* [MATERIAL FOR THIS EXERCISE]
- - - - - - -

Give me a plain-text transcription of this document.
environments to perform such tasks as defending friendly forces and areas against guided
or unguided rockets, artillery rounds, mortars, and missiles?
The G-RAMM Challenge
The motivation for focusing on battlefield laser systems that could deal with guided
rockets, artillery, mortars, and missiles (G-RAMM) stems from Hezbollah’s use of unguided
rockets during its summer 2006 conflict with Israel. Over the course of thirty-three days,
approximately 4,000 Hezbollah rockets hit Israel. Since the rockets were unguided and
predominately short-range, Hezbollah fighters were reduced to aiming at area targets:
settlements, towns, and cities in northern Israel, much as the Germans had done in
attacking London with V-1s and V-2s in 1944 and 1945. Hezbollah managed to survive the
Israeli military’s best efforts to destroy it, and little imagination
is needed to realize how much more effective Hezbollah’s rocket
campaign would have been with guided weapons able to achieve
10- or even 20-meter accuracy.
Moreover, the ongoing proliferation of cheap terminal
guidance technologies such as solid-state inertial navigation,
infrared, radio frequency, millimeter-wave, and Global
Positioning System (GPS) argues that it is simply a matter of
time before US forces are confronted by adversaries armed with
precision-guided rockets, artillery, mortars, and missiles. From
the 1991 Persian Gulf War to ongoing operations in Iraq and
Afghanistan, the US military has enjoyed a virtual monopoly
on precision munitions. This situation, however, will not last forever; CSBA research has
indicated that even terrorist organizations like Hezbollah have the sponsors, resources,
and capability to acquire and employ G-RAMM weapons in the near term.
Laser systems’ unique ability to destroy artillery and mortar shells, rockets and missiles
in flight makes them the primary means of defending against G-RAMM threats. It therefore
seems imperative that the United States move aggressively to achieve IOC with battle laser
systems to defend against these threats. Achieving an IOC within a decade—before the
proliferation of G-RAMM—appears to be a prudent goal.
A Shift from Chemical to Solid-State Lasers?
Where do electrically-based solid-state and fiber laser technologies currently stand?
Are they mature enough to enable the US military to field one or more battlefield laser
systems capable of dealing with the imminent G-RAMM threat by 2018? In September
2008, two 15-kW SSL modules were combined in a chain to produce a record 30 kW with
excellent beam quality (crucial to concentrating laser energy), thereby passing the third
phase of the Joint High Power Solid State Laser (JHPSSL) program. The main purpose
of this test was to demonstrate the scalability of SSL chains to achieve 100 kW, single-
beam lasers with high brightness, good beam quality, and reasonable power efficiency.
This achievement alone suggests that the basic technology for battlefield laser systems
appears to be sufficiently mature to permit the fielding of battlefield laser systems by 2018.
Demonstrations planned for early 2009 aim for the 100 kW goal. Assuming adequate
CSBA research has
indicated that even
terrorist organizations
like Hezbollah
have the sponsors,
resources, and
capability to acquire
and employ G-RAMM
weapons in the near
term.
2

- - - - - - -

* [SET TASK] From the listing above, copy every line that includes the word "beam".

* [OUTPUT OF THE TASK]
excellent beam quality (crucial to concentrating laser energy), thereby passing the third
beam lasers with high brightness, good beam quality, and reasonable power efficiency.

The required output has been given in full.